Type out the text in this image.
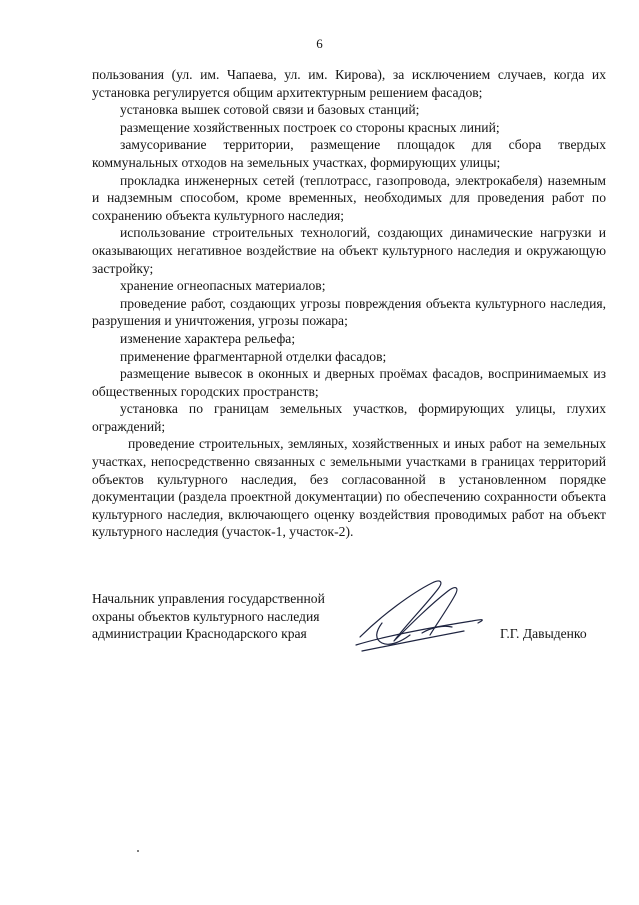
6

пользования (ул. им. Чапаева, ул. им. Кирова), за исключением случаев, когда их установка регулируется общим архитектурным решением фасадов;

установка вышек сотовой связи и базовых станций;

размещение хозяйственных построек со стороны красных линий;

замусоривание территории, размещение площадок для сбора твердых коммунальных отходов на земельных участках, формирующих улицы;

прокладка инженерных сетей (теплотрасс, газопровода, электрокабеля) наземным и надземным способом, кроме временных, необходимых для проведения работ по сохранению объекта культурного наследия;

использование строительных технологий, создающих динамические нагрузки и оказывающих негативное воздействие на объект культурного наследия и окружающую застройку;

хранение огнеопасных материалов;

проведение работ, создающих угрозы повреждения объекта культурного наследия, разрушения и уничтожения, угрозы пожара;

изменение характера рельефа;

применение фрагментарной отделки фасадов;

размещение вывесок в оконных и дверных проёмах фасадов, воспринимаемых из общественных городских пространств;

установка по границам земельных участков, формирующих улицы, глухих ограждений;

проведение строительных, земляных, хозяйственных и иных работ на земельных участках, непосредственно связанных с земельными участками в границах территорий объектов культурного наследия, без согласованной в установленном порядке документации (раздела проектной документации) по обеспечению сохранности объекта культурного наследия, включающего оценку воздействия проводимых работ на объект культурного наследия (участок-1, участок-2).

Начальник управления государственной
охраны объектов культурного наследия
администрации Краснодарского края	Г.Г. Давыденко
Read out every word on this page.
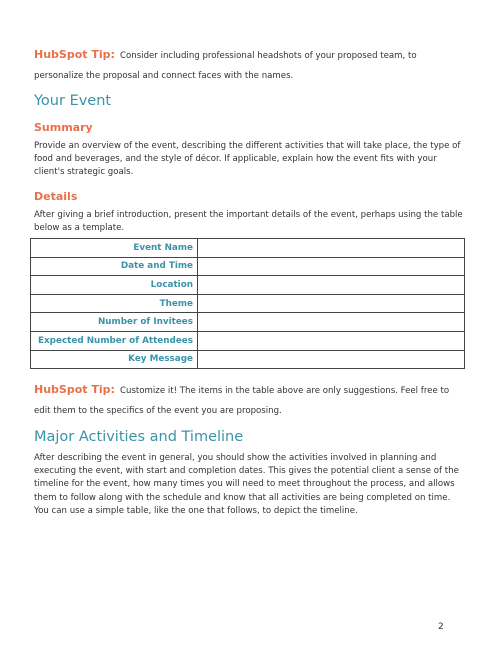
HubSpot Tip: Consider including professional headshots of your proposed team, to personalize the proposal and connect faces with the names.
Your Event
Summary
Provide an overview of the event, describing the different activities that will take place, the type of food and beverages, and the style of décor. If applicable, explain how the event fits with your client's strategic goals.
Details
After giving a brief introduction, present the important details of the event, perhaps using the table below as a template.
Event Name	
Date and Time	
Location	
Theme	
Number of Invitees	
Expected Number of Attendees	
Key Message	
HubSpot Tip: Customize it! The items in the table above are only suggestions. Feel free to edit them to the specifics of the event you are proposing.
Major Activities and Timeline
After describing the event in general, you should show the activities involved in planning and executing the event, with start and completion dates. This gives the potential client a sense of the timeline for the event, how many times you will need to meet throughout the process, and allows them to follow along with the schedule and know that all activities are being completed on time. You can use a simple table, like the one that follows, to depict the timeline.
2
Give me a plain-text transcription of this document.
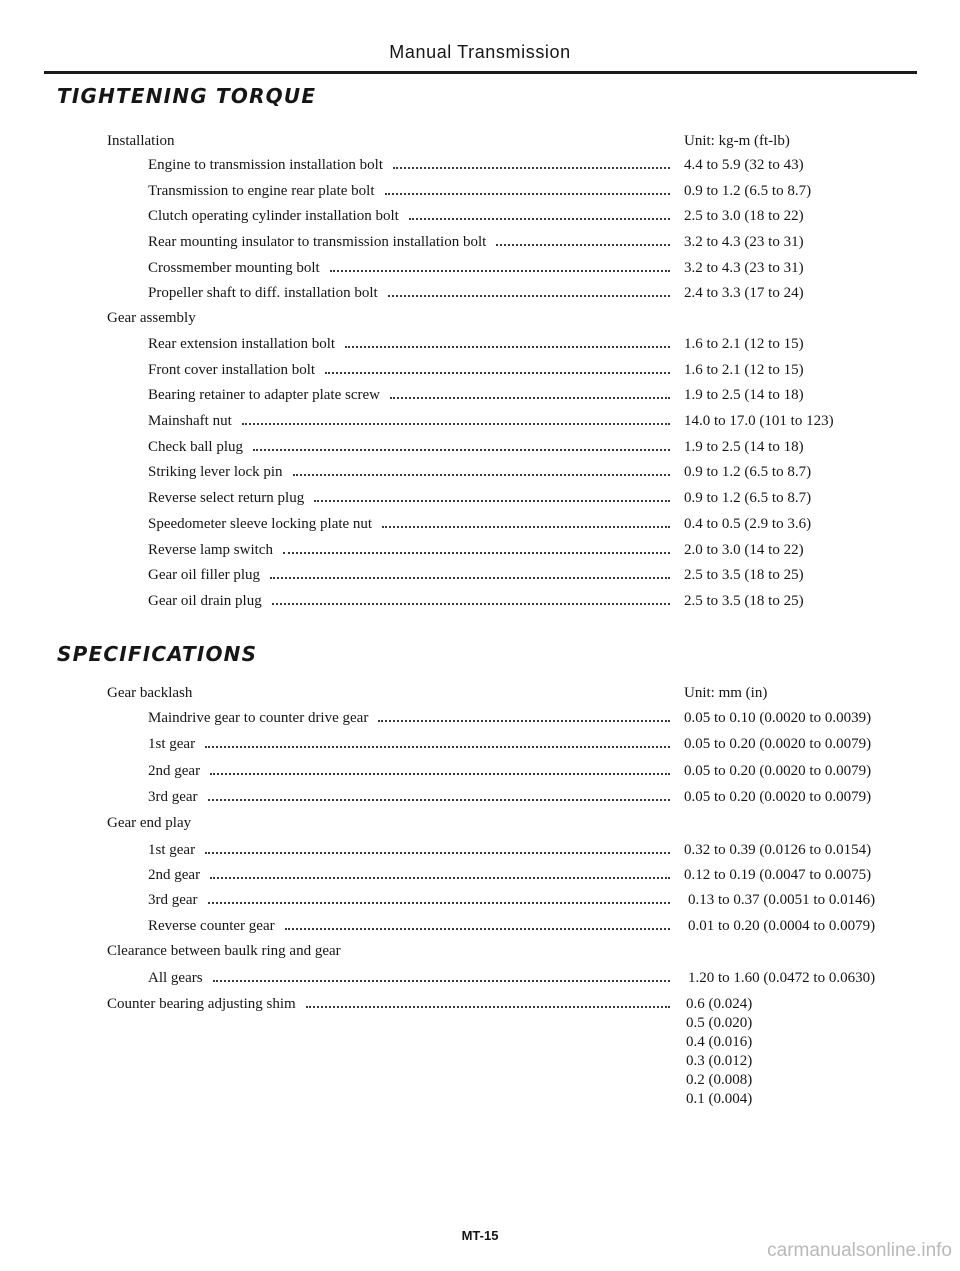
Manual Transmission
TIGHTENING TORQUE
Unit: kg-m (ft-lb)
Installation
Engine to transmission installation bolt	4.4 to 5.9 (32 to 43)
Transmission to engine rear plate bolt	0.9 to 1.2 (6.5 to 8.7)
Clutch operating cylinder installation bolt	2.5 to 3.0 (18 to 22)
Rear mounting insulator to transmission installation bolt	3.2 to 4.3 (23 to 31)
Crossmember mounting bolt	3.2 to 4.3 (23 to 31)
Propeller shaft to diff. installation bolt	2.4 to 3.3 (17 to 24)
Gear assembly
Rear extension installation bolt	1.6 to 2.1 (12 to 15)
Front cover installation bolt	1.6 to 2.1 (12 to 15)
Bearing retainer to adapter plate screw	1.9 to 2.5 (14 to 18)
Mainshaft nut	14.0 to 17.0 (101 to 123)
Check ball plug	1.9 to 2.5 (14 to 18)
Striking lever lock pin	0.9 to 1.2 (6.5 to 8.7)
Reverse select return plug	0.9 to 1.2 (6.5 to 8.7)
Speedometer sleeve locking plate nut	0.4 to 0.5 (2.9 to 3.6)
Reverse lamp switch	2.0 to 3.0 (14 to 22)
Gear oil filler plug	2.5 to 3.5 (18 to 25)
Gear oil drain plug	2.5 to 3.5 (18 to 25)
SPECIFICATIONS
Unit: mm (in)
Gear backlash
Maindrive gear to counter drive gear	0.05 to 0.10 (0.0020 to 0.0039)
1st gear	0.05 to 0.20 (0.0020 to 0.0079)
2nd gear	0.05 to 0.20 (0.0020 to 0.0079)
3rd gear	0.05 to 0.20 (0.0020 to 0.0079)
Gear end play
1st gear	0.32 to 0.39 (0.0126 to 0.0154)
2nd gear	0.12 to 0.19 (0.0047 to 0.0075)
3rd gear	0.13 to 0.37 (0.0051 to 0.0146)
Reverse counter gear	0.01 to 0.20 (0.0004 to 0.0079)
Clearance between baulk ring and gear
All gears	1.20 to 1.60 (0.0472 to 0.0630)
Counter bearing adjusting shim	0.6 (0.024)
0.5 (0.020)
0.4 (0.016)
0.3 (0.012)
0.2 (0.008)
0.1 (0.004)
MT-15
carmanualsonline.info
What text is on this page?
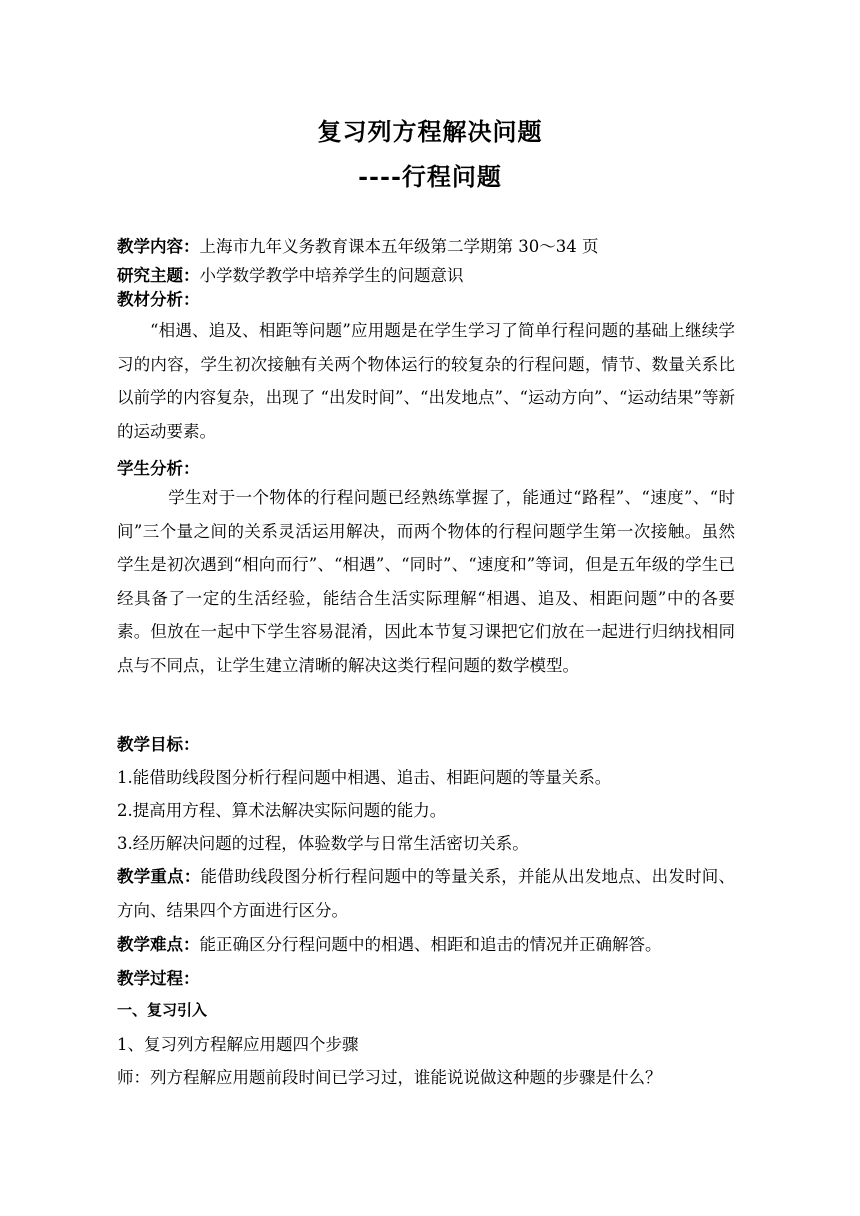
复习列方程解决问题
----行程问题
教学内容：上海市九年义务教育课本五年级第二学期第 30～34 页
研究主题：小学数学教学中培养学生的问题意识
教材分析：
“相遇、追及、相距等问题”应用题是在学生学习了简单行程问题的基础上继续学习的内容，学生初次接触有关两个物体运行的较复杂的行程问题，情节、数量关系比以前学的内容复杂，出现了 “出发时间”、“出发地点”、“运动方向”、“运动结果”等新的运动要素。
学生分析：
学生对于一个物体的行程问题已经熟练掌握了，能通过“路程”、“速度”、“时间”三个量之间的关系灵活运用解决，而两个物体的行程问题学生第一次接触。虽然学生是初次遇到“相向而行”、“相遇”、“同时”、“速度和”等词，但是五年级的学生已经具备了一定的生活经验，能结合生活实际理解“相遇、追及、相距问题”中的各要素。但放在一起中下学生容易混淆，因此本节复习课把它们放在一起进行归纳找相同点与不同点，让学生建立清晰的解决这类行程问题的数学模型。
教学目标：
1.能借助线段图分析行程问题中相遇、追击、相距问题的等量关系。
2.提高用方程、算术法解决实际问题的能力。
3.经历解决问题的过程，体验数学与日常生活密切关系。
教学重点：能借助线段图分析行程问题中的等量关系，并能从出发地点、出发时间、方向、结果四个方面进行区分。
教学难点：能正确区分行程问题中的相遇、相距和追击的情况并正确解答。
教学过程：
一、复习引入
1、复习列方程解应用题四个步骤
师：列方程解应用题前段时间已学习过，谁能说说做这种题的步骤是什么？
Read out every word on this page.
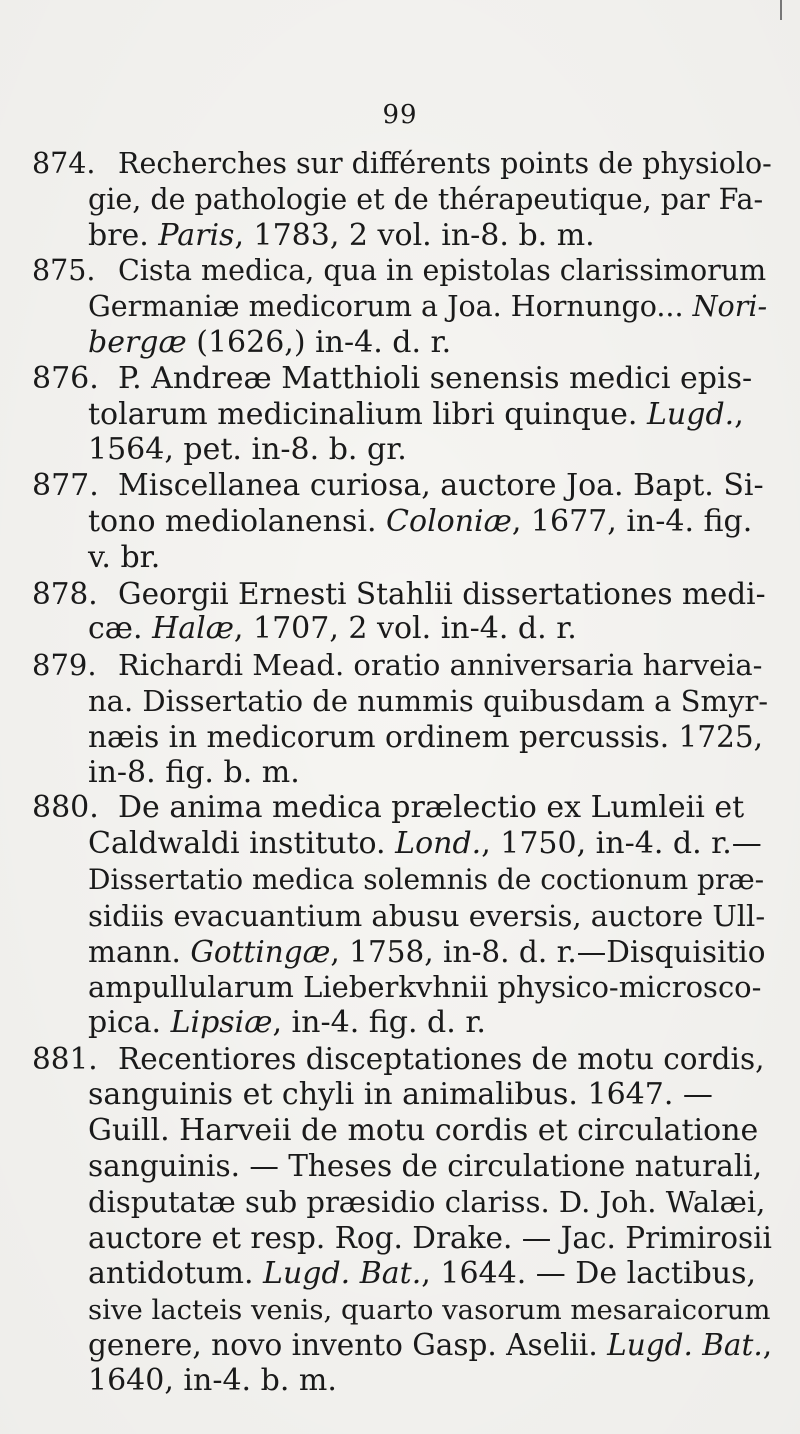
99
874. Recherches sur différents points de physiolo-
gie, de pathologie et de thérapeutique, par Fa-
bre. Paris, 1783, 2 vol. in-8. b. m.
875. Cista medica, qua in epistolas clarissimorum
Germaniæ medicorum a Joa. Hornungo... Nori-
bergæ (1626,) in-4. d. r.
876. P. Andreæ Matthioli senensis medici epis-
tolarum medicinalium libri quinque. Lugd.,
1564, pet. in-8. b. gr.
877. Miscellanea curiosa, auctore Joa. Bapt. Si-
tono mediolanensi. Coloniæ, 1677, in-4. fig.
v. br.
878. Georgii Ernesti Stahlii dissertationes medi-
cæ. Halæ, 1707, 2 vol. in-4. d. r.
879. Richardi Mead. oratio anniversaria harveia-
na. Dissertatio de nummis quibusdam a Smyr-
næis in medicorum ordinem percussis. 1725,
in-8. fig. b. m.
880. De anima medica prælectio ex Lumleii et
Caldwaldi instituto. Lond., 1750, in-4. d. r.—
Dissertatio medica solemnis de coctionum præ-
sidiis evacuantium abusu eversis, auctore Ull-
mann. Gottingæ, 1758, in-8. d. r.—Disquisitio
ampullularum Lieberkvhnii physico-microsco-
pica. Lipsiæ, in-4. fig. d. r.
881. Recentiores disceptationes de motu cordis,
sanguinis et chyli in animalibus. 1647. —
Guill. Harveii de motu cordis et circulatione
sanguinis. — Theses de circulatione naturali,
disputatæ sub præsidio clariss. D. Joh. Walæi,
auctore et resp. Rog. Drake. — Jac. Primirosii
antidotum. Lugd. Bat., 1644. — De lactibus,
sive lacteis venis, quarto vasorum mesaraicorum
genere, novo invento Gasp. Aselii. Lugd. Bat.,
1640, in-4. b. m.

** Required task **
Only the count is wanted: report how many lines of the material above hold the word "cordis".

** Result **
2